§ TO DO: Once the pictures are set aside, transcribe the remaining data exactly.

§ RAW DATA:
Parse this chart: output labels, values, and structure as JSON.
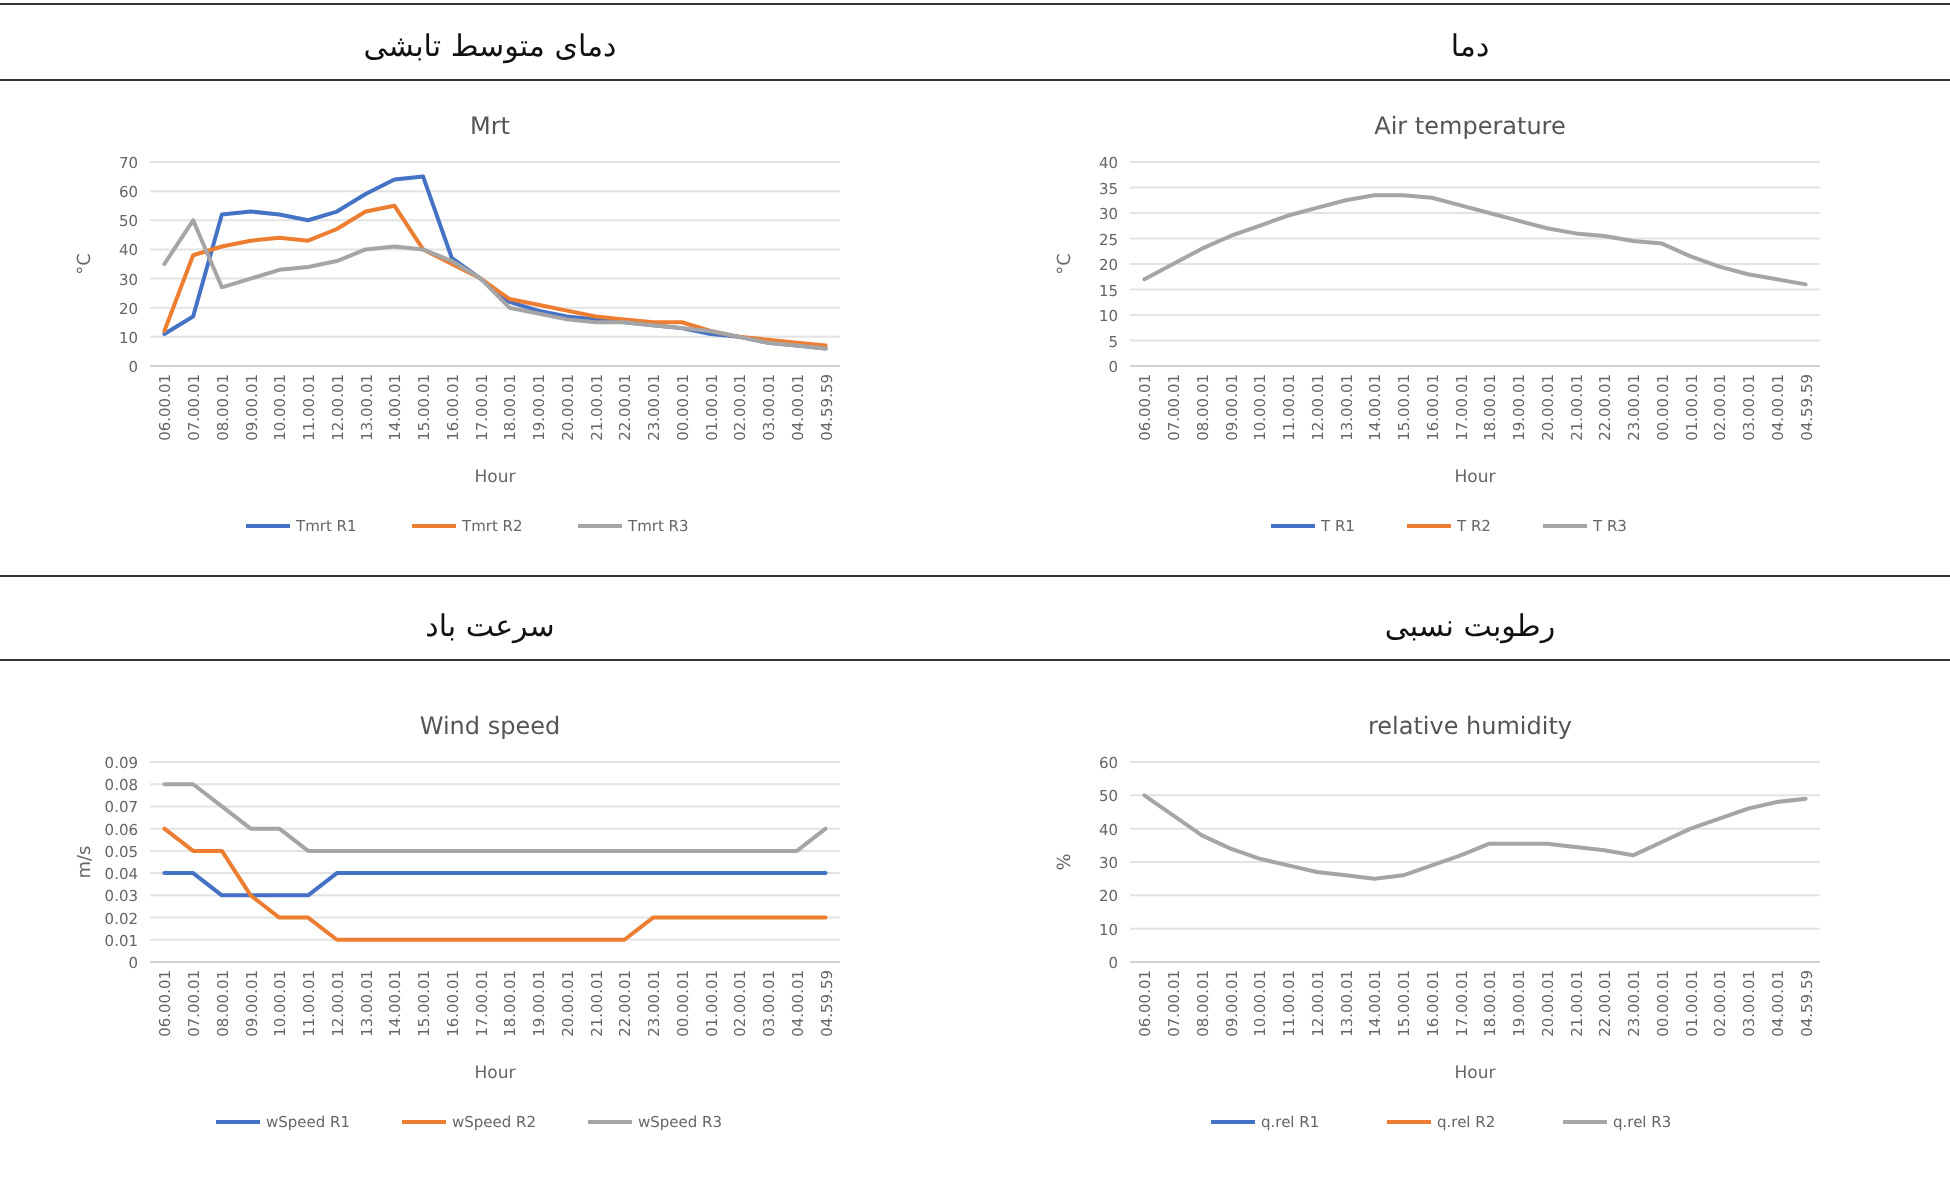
{
  "chart_data": [
    {
      "type": "line",
      "subtitle": "دمای متوسط تابشی",
      "title": "Mrt",
      "xlabel": "Hour",
      "ylabel": "°C",
      "categories": [
        "06.00.01",
        "07.00.01",
        "08.00.01",
        "09.00.01",
        "10.00.01",
        "11.00.01",
        "12.00.01",
        "13.00.01",
        "14.00.01",
        "15.00.01",
        "16.00.01",
        "17.00.01",
        "18.00.01",
        "19.00.01",
        "20.00.01",
        "21.00.01",
        "22.00.01",
        "23.00.01",
        "00.00.01",
        "01.00.01",
        "02.00.01",
        "03.00.01",
        "04.00.01",
        "04.59.59"
      ],
      "series": [
        {
          "name": "Tmrt R1",
          "color": "#4472c4",
          "values": [
            11,
            17,
            52,
            53,
            52,
            50,
            53,
            59,
            64,
            65,
            37,
            30,
            22,
            19,
            17,
            16,
            15,
            14,
            13,
            11,
            10,
            8,
            7,
            6
          ]
        },
        {
          "name": "Tmrt R2",
          "color": "#ed7d31",
          "values": [
            12,
            38,
            41,
            43,
            44,
            43,
            47,
            53,
            55,
            40,
            35,
            30,
            23,
            21,
            19,
            17,
            16,
            15,
            15,
            12,
            10,
            9,
            8,
            7
          ]
        },
        {
          "name": "Tmrt R3",
          "color": "#a5a5a5",
          "values": [
            35,
            50,
            27,
            30,
            33,
            34,
            36,
            40,
            41,
            40,
            36,
            30,
            20,
            18,
            16,
            15,
            15,
            14,
            13,
            12,
            10,
            8,
            7,
            6
          ]
        }
      ],
      "ylim": [
        0,
        70
      ],
      "yticks": [
        0,
        10,
        20,
        30,
        40,
        50,
        60,
        70
      ],
      "grid": "y",
      "legend": "bottom"
    },
    {
      "type": "line",
      "subtitle": "دما",
      "title": "Air temperature",
      "xlabel": "Hour",
      "ylabel": "°C",
      "categories": [
        "06.00.01",
        "07.00.01",
        "08.00.01",
        "09.00.01",
        "10.00.01",
        "11.00.01",
        "12.00.01",
        "13.00.01",
        "14.00.01",
        "15.00.01",
        "16.00.01",
        "17.00.01",
        "18.00.01",
        "19.00.01",
        "20.00.01",
        "21.00.01",
        "22.00.01",
        "23.00.01",
        "00.00.01",
        "01.00.01",
        "02.00.01",
        "03.00.01",
        "04.00.01",
        "04.59.59"
      ],
      "series": [
        {
          "name": "T R1",
          "color": "#4472c4",
          "values": [
            null,
            null,
            null,
            null,
            null,
            null,
            null,
            null,
            null,
            null,
            null,
            null,
            null,
            null,
            null,
            null,
            null,
            null,
            null,
            null,
            null,
            null,
            null,
            null
          ]
        },
        {
          "name": "T R2",
          "color": "#ed7d31",
          "values": [
            null,
            null,
            null,
            null,
            null,
            null,
            null,
            null,
            null,
            null,
            null,
            null,
            null,
            null,
            null,
            null,
            null,
            null,
            null,
            null,
            null,
            null,
            null,
            null
          ]
        },
        {
          "name": "T R3",
          "color": "#a5a5a5",
          "values": [
            17,
            20,
            23,
            25.5,
            27.5,
            29.5,
            31,
            32.5,
            33.5,
            33.5,
            33,
            31.5,
            30,
            28.5,
            27,
            26,
            25.5,
            24.5,
            24,
            21.5,
            19.5,
            18,
            17,
            16
          ]
        }
      ],
      "ylim": [
        0,
        40
      ],
      "yticks": [
        0,
        5,
        10,
        15,
        20,
        25,
        30,
        35,
        40
      ],
      "grid": "y",
      "legend": "bottom"
    },
    {
      "type": "line",
      "subtitle": "سرعت باد",
      "title": "Wind speed",
      "xlabel": "Hour",
      "ylabel": "m/s",
      "categories": [
        "06.00.01",
        "07.00.01",
        "08.00.01",
        "09.00.01",
        "10.00.01",
        "11.00.01",
        "12.00.01",
        "13.00.01",
        "14.00.01",
        "15.00.01",
        "16.00.01",
        "17.00.01",
        "18.00.01",
        "19.00.01",
        "20.00.01",
        "21.00.01",
        "22.00.01",
        "23.00.01",
        "00.00.01",
        "01.00.01",
        "02.00.01",
        "03.00.01",
        "04.00.01",
        "04.59.59"
      ],
      "series": [
        {
          "name": "wSpeed R1",
          "color": "#4472c4",
          "values": [
            0.04,
            0.04,
            0.03,
            0.03,
            0.03,
            0.03,
            0.04,
            0.04,
            0.04,
            0.04,
            0.04,
            0.04,
            0.04,
            0.04,
            0.04,
            0.04,
            0.04,
            0.04,
            0.04,
            0.04,
            0.04,
            0.04,
            0.04,
            0.04
          ]
        },
        {
          "name": "wSpeed R2",
          "color": "#ed7d31",
          "values": [
            0.06,
            0.05,
            0.05,
            0.03,
            0.02,
            0.02,
            0.01,
            0.01,
            0.01,
            0.01,
            0.01,
            0.01,
            0.01,
            0.01,
            0.01,
            0.01,
            0.01,
            0.02,
            0.02,
            0.02,
            0.02,
            0.02,
            0.02,
            0.02
          ]
        },
        {
          "name": "wSpeed R3",
          "color": "#a5a5a5",
          "values": [
            0.08,
            0.08,
            0.07,
            0.06,
            0.06,
            0.05,
            0.05,
            0.05,
            0.05,
            0.05,
            0.05,
            0.05,
            0.05,
            0.05,
            0.05,
            0.05,
            0.05,
            0.05,
            0.05,
            0.05,
            0.05,
            0.05,
            0.05,
            0.06
          ]
        }
      ],
      "ylim": [
        0,
        0.09
      ],
      "yticks": [
        0,
        0.01,
        0.02,
        0.03,
        0.04,
        0.05,
        0.06,
        0.07,
        0.08,
        0.09
      ],
      "grid": "y",
      "legend": "bottom"
    },
    {
      "type": "line",
      "subtitle": "رطوبت نسبی",
      "title": "relative humidity",
      "xlabel": "Hour",
      "ylabel": "%",
      "categories": [
        "06.00.01",
        "07.00.01",
        "08.00.01",
        "09.00.01",
        "10.00.01",
        "11.00.01",
        "12.00.01",
        "13.00.01",
        "14.00.01",
        "15.00.01",
        "16.00.01",
        "17.00.01",
        "18.00.01",
        "19.00.01",
        "20.00.01",
        "21.00.01",
        "22.00.01",
        "23.00.01",
        "00.00.01",
        "01.00.01",
        "02.00.01",
        "03.00.01",
        "04.00.01",
        "04.59.59"
      ],
      "series": [
        {
          "name": "q.rel R1",
          "color": "#4472c4",
          "values": [
            null,
            null,
            null,
            null,
            null,
            null,
            null,
            null,
            null,
            null,
            null,
            null,
            null,
            null,
            null,
            null,
            null,
            null,
            null,
            null,
            null,
            null,
            null,
            null
          ]
        },
        {
          "name": "q.rel R2",
          "color": "#ed7d31",
          "values": [
            null,
            null,
            null,
            null,
            null,
            null,
            null,
            null,
            null,
            null,
            null,
            null,
            null,
            null,
            null,
            null,
            null,
            null,
            null,
            null,
            null,
            null,
            null,
            null
          ]
        },
        {
          "name": "q.rel R3",
          "color": "#a5a5a5",
          "values": [
            50,
            44,
            38,
            34,
            31,
            29,
            27,
            26,
            25,
            26,
            29,
            32,
            35.5,
            35.5,
            35.5,
            34.5,
            33.5,
            32,
            36,
            40,
            43,
            46,
            48,
            49
          ]
        }
      ],
      "ylim": [
        0,
        60
      ],
      "yticks": [
        0,
        10,
        20,
        30,
        40,
        50,
        60
      ],
      "grid": "y",
      "legend": "bottom"
    }
  ]
}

§ CORRECT RESULT:
Parse this chart: output labels, values, and structure as JSON.
{
  "chart_data": [
    {
      "type": "line",
      "subtitle": "دمای متوسط تابشی",
      "title": "Mrt",
      "xlabel": "Hour",
      "ylabel": "°C",
      "categories": [
        "06.00.01",
        "07.00.01",
        "08.00.01",
        "09.00.01",
        "10.00.01",
        "11.00.01",
        "12.00.01",
        "13.00.01",
        "14.00.01",
        "15.00.01",
        "16.00.01",
        "17.00.01",
        "18.00.01",
        "19.00.01",
        "20.00.01",
        "21.00.01",
        "22.00.01",
        "23.00.01",
        "00.00.01",
        "01.00.01",
        "02.00.01",
        "03.00.01",
        "04.00.01",
        "04.59.59"
      ],
      "series": [
        {
          "name": "Tmrt R1",
          "color": "#4472c4",
          "values": [
            11,
            17,
            52,
            53,
            52,
            50,
            53,
            59,
            64,
            65,
            37,
            30,
            22,
            19,
            17,
            16,
            15,
            14,
            13,
            11,
            10,
            8,
            7,
            6
          ]
        },
        {
          "name": "Tmrt R2",
          "color": "#ed7d31",
          "values": [
            12,
            38,
            41,
            43,
            44,
            43,
            47,
            53,
            55,
            40,
            35,
            30,
            23,
            21,
            19,
            17,
            16,
            15,
            15,
            12,
            10,
            9,
            8,
            7
          ]
        },
        {
          "name": "Tmrt R3",
          "color": "#a5a5a5",
          "values": [
            35,
            50,
            27,
            30,
            33,
            34,
            36,
            40,
            41,
            40,
            36,
            30,
            20,
            18,
            16,
            15,
            15,
            14,
            13,
            12,
            10,
            8,
            7,
            6
          ]
        }
      ],
      "ylim": [
        0,
        70
      ],
      "yticks": [
        0,
        10,
        20,
        30,
        40,
        50,
        60,
        70
      ],
      "grid": "y",
      "legend": "bottom"
    },
    {
      "type": "line",
      "subtitle": "دما",
      "title": "Air temperature",
      "xlabel": "Hour",
      "ylabel": "°C",
      "categories": [
        "06.00.01",
        "07.00.01",
        "08.00.01",
        "09.00.01",
        "10.00.01",
        "11.00.01",
        "12.00.01",
        "13.00.01",
        "14.00.01",
        "15.00.01",
        "16.00.01",
        "17.00.01",
        "18.00.01",
        "19.00.01",
        "20.00.01",
        "21.00.01",
        "22.00.01",
        "23.00.01",
        "00.00.01",
        "01.00.01",
        "02.00.01",
        "03.00.01",
        "04.00.01",
        "04.59.59"
      ],
      "series": [
        {
          "name": "T R1",
          "color": "#4472c4",
          "values": [
            null,
            null,
            null,
            null,
            null,
            null,
            null,
            null,
            null,
            null,
            null,
            null,
            null,
            null,
            null,
            null,
            null,
            null,
            null,
            null,
            null,
            null,
            null,
            null
          ]
        },
        {
          "name": "T R2",
          "color": "#ed7d31",
          "values": [
            null,
            null,
            null,
            null,
            null,
            null,
            null,
            null,
            null,
            null,
            null,
            null,
            null,
            null,
            null,
            null,
            null,
            null,
            null,
            null,
            null,
            null,
            null,
            null
          ]
        },
        {
          "name": "T R3",
          "color": "#a5a5a5",
          "values": [
            17,
            20,
            23,
            25.5,
            27.5,
            29.5,
            31,
            32.5,
            33.5,
            33.5,
            33,
            31.5,
            30,
            28.5,
            27,
            26,
            25.5,
            24.5,
            24,
            21.5,
            19.5,
            18,
            17,
            16
          ]
        }
      ],
      "ylim": [
        0,
        40
      ],
      "yticks": [
        0,
        5,
        10,
        15,
        20,
        25,
        30,
        35,
        40
      ],
      "grid": "y",
      "legend": "bottom"
    },
    {
      "type": "line",
      "subtitle": "سرعت باد",
      "title": "Wind speed",
      "xlabel": "Hour",
      "ylabel": "m/s",
      "categories": [
        "06.00.01",
        "07.00.01",
        "08.00.01",
        "09.00.01",
        "10.00.01",
        "11.00.01",
        "12.00.01",
        "13.00.01",
        "14.00.01",
        "15.00.01",
        "16.00.01",
        "17.00.01",
        "18.00.01",
        "19.00.01",
        "20.00.01",
        "21.00.01",
        "22.00.01",
        "23.00.01",
        "00.00.01",
        "01.00.01",
        "02.00.01",
        "03.00.01",
        "04.00.01",
        "04.59.59"
      ],
      "series": [
        {
          "name": "wSpeed R1",
          "color": "#4472c4",
          "values": [
            0.04,
            0.04,
            0.03,
            0.03,
            0.03,
            0.03,
            0.04,
            0.04,
            0.04,
            0.04,
            0.04,
            0.04,
            0.04,
            0.04,
            0.04,
            0.04,
            0.04,
            0.04,
            0.04,
            0.04,
            0.04,
            0.04,
            0.04,
            0.04
          ]
        },
        {
          "name": "wSpeed R2",
          "color": "#ed7d31",
          "values": [
            0.06,
            0.05,
            0.05,
            0.03,
            0.02,
            0.02,
            0.01,
            0.01,
            0.01,
            0.01,
            0.01,
            0.01,
            0.01,
            0.01,
            0.01,
            0.01,
            0.01,
            0.02,
            0.02,
            0.02,
            0.02,
            0.02,
            0.02,
            0.02
          ]
        },
        {
          "name": "wSpeed R3",
          "color": "#a5a5a5",
          "values": [
            0.08,
            0.08,
            0.07,
            0.06,
            0.06,
            0.05,
            0.05,
            0.05,
            0.05,
            0.05,
            0.05,
            0.05,
            0.05,
            0.05,
            0.05,
            0.05,
            0.05,
            0.05,
            0.05,
            0.05,
            0.05,
            0.05,
            0.05,
            0.06
          ]
        }
      ],
      "ylim": [
        0,
        0.09
      ],
      "yticks": [
        0,
        0.01,
        0.02,
        0.03,
        0.04,
        0.05,
        0.06,
        0.07,
        0.08,
        0.09
      ],
      "grid": "y",
      "legend": "bottom"
    },
    {
      "type": "line",
      "subtitle": "رطوبت نسبی",
      "title": "relative humidity",
      "xlabel": "Hour",
      "ylabel": "%",
      "categories": [
        "06.00.01",
        "07.00.01",
        "08.00.01",
        "09.00.01",
        "10.00.01",
        "11.00.01",
        "12.00.01",
        "13.00.01",
        "14.00.01",
        "15.00.01",
        "16.00.01",
        "17.00.01",
        "18.00.01",
        "19.00.01",
        "20.00.01",
        "21.00.01",
        "22.00.01",
        "23.00.01",
        "00.00.01",
        "01.00.01",
        "02.00.01",
        "03.00.01",
        "04.00.01",
        "04.59.59"
      ],
      "series": [
        {
          "name": "q.rel R1",
          "color": "#4472c4",
          "values": [
            null,
            null,
            null,
            null,
            null,
            null,
            null,
            null,
            null,
            null,
            null,
            null,
            null,
            null,
            null,
            null,
            null,
            null,
            null,
            null,
            null,
            null,
            null,
            null
          ]
        },
        {
          "name": "q.rel R2",
          "color": "#ed7d31",
          "values": [
            null,
            null,
            null,
            null,
            null,
            null,
            null,
            null,
            null,
            null,
            null,
            null,
            null,
            null,
            null,
            null,
            null,
            null,
            null,
            null,
            null,
            null,
            null,
            null
          ]
        },
        {
          "name": "q.rel R3",
          "color": "#a5a5a5",
          "values": [
            50,
            44,
            38,
            34,
            31,
            29,
            27,
            26,
            25,
            26,
            29,
            32,
            35.5,
            35.5,
            35.5,
            34.5,
            33.5,
            32,
            36,
            40,
            43,
            46,
            48,
            49
          ]
        }
      ],
      "ylim": [
        0,
        60
      ],
      "yticks": [
        0,
        10,
        20,
        30,
        40,
        50,
        60
      ],
      "grid": "y",
      "legend": "bottom"
    }
  ]
}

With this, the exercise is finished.